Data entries
— start —
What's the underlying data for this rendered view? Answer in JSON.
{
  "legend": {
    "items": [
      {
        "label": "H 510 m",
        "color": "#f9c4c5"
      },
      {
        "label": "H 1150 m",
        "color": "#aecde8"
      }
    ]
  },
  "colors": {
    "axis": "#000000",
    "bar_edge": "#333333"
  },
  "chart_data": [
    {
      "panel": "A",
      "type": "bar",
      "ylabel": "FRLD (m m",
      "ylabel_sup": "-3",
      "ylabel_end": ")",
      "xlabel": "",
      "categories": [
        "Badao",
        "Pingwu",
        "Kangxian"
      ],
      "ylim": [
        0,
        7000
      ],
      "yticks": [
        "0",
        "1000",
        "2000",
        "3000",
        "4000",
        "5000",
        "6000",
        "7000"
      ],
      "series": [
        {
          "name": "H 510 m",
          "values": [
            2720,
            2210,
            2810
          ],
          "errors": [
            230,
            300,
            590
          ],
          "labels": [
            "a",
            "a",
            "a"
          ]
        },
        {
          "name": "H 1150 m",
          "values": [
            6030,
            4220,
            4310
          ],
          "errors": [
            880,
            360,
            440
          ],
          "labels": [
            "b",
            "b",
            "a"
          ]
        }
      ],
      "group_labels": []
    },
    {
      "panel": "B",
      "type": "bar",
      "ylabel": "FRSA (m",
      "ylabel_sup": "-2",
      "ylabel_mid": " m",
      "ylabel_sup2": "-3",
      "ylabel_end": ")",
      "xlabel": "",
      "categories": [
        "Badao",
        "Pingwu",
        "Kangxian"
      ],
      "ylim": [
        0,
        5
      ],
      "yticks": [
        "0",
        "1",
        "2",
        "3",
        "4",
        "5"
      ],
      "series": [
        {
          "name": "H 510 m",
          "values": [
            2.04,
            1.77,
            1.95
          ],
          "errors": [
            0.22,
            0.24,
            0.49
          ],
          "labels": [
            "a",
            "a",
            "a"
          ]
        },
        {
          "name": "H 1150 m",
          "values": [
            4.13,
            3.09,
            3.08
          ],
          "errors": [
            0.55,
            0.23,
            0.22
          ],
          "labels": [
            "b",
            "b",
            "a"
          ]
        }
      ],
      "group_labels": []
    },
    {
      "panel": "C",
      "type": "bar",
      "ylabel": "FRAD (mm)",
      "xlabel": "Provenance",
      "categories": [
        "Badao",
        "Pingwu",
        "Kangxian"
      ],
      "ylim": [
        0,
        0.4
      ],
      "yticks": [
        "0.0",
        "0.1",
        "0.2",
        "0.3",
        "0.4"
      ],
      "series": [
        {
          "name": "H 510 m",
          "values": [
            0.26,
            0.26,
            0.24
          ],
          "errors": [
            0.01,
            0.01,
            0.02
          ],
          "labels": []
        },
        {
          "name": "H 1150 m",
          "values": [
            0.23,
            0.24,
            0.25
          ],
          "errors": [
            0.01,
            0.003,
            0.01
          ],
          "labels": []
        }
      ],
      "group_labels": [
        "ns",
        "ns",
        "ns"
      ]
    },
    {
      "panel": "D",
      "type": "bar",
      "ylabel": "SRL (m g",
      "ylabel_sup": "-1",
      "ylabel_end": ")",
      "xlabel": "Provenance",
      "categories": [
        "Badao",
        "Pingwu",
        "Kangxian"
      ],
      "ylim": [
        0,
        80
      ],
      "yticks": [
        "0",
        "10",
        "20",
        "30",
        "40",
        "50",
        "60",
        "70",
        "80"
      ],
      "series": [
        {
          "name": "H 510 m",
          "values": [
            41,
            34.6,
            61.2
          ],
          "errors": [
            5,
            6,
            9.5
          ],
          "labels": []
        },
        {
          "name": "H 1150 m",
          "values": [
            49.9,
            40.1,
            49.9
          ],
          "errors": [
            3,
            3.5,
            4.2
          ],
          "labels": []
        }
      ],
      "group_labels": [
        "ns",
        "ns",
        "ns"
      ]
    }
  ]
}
— end —
**Your task**
Write out all the lines again, exactly as they are.

**Output of the exercise**
What's the underlying data for this rendered view? Answer in JSON.
{
  "legend": {
    "items": [
      {
        "label": "H 510 m",
        "color": "#f9c4c5"
      },
      {
        "label": "H 1150 m",
        "color": "#aecde8"
      }
    ]
  },
  "colors": {
    "axis": "#000000",
    "bar_edge": "#333333"
  },
  "chart_data": [
    {
      "panel": "A",
      "type": "bar",
      "ylabel": "FRLD (m m",
      "ylabel_sup": "-3",
      "ylabel_end": ")",
      "xlabel": "",
      "categories": [
        "Badao",
        "Pingwu",
        "Kangxian"
      ],
      "ylim": [
        0,
        7000
      ],
      "yticks": [
        "0",
        "1000",
        "2000",
        "3000",
        "4000",
        "5000",
        "6000",
        "7000"
      ],
      "series": [
        {
          "name": "H 510 m",
          "values": [
            2720,
            2210,
            2810
          ],
          "errors": [
            230,
            300,
            590
          ],
          "labels": [
            "a",
            "a",
            "a"
          ]
        },
        {
          "name": "H 1150 m",
          "values": [
            6030,
            4220,
            4310
          ],
          "errors": [
            880,
            360,
            440
          ],
          "labels": [
            "b",
            "b",
            "a"
          ]
        }
      ],
      "group_labels": []
    },
    {
      "panel": "B",
      "type": "bar",
      "ylabel": "FRSA (m",
      "ylabel_sup": "-2",
      "ylabel_mid": " m",
      "ylabel_sup2": "-3",
      "ylabel_end": ")",
      "xlabel": "",
      "categories": [
        "Badao",
        "Pingwu",
        "Kangxian"
      ],
      "ylim": [
        0,
        5
      ],
      "yticks": [
        "0",
        "1",
        "2",
        "3",
        "4",
        "5"
      ],
      "series": [
        {
          "name": "H 510 m",
          "values": [
            2.04,
            1.77,
            1.95
          ],
          "errors": [
            0.22,
            0.24,
            0.49
          ],
          "labels": [
            "a",
            "a",
            "a"
          ]
        },
        {
          "name": "H 1150 m",
          "values": [
            4.13,
            3.09,
            3.08
          ],
          "errors": [
            0.55,
            0.23,
            0.22
          ],
          "labels": [
            "b",
            "b",
            "a"
          ]
        }
      ],
      "group_labels": []
    },
    {
      "panel": "C",
      "type": "bar",
      "ylabel": "FRAD (mm)",
      "xlabel": "Provenance",
      "categories": [
        "Badao",
        "Pingwu",
        "Kangxian"
      ],
      "ylim": [
        0,
        0.4
      ],
      "yticks": [
        "0.0",
        "0.1",
        "0.2",
        "0.3",
        "0.4"
      ],
      "series": [
        {
          "name": "H 510 m",
          "values": [
            0.26,
            0.26,
            0.24
          ],
          "errors": [
            0.01,
            0.01,
            0.02
          ],
          "labels": []
        },
        {
          "name": "H 1150 m",
          "values": [
            0.23,
            0.24,
            0.25
          ],
          "errors": [
            0.01,
            0.003,
            0.01
          ],
          "labels": []
        }
      ],
      "group_labels": [
        "ns",
        "ns",
        "ns"
      ]
    },
    {
      "panel": "D",
      "type": "bar",
      "ylabel": "SRL (m g",
      "ylabel_sup": "-1",
      "ylabel_end": ")",
      "xlabel": "Provenance",
      "categories": [
        "Badao",
        "Pingwu",
        "Kangxian"
      ],
      "ylim": [
        0,
        80
      ],
      "yticks": [
        "0",
        "10",
        "20",
        "30",
        "40",
        "50",
        "60",
        "70",
        "80"
      ],
      "series": [
        {
          "name": "H 510 m",
          "values": [
            41,
            34.6,
            61.2
          ],
          "errors": [
            5,
            6,
            9.5
          ],
          "labels": []
        },
        {
          "name": "H 1150 m",
          "values": [
            49.9,
            40.1,
            49.9
          ],
          "errors": [
            3,
            3.5,
            4.2
          ],
          "labels": []
        }
      ],
      "group_labels": [
        "ns",
        "ns",
        "ns"
      ]
    }
  ]
}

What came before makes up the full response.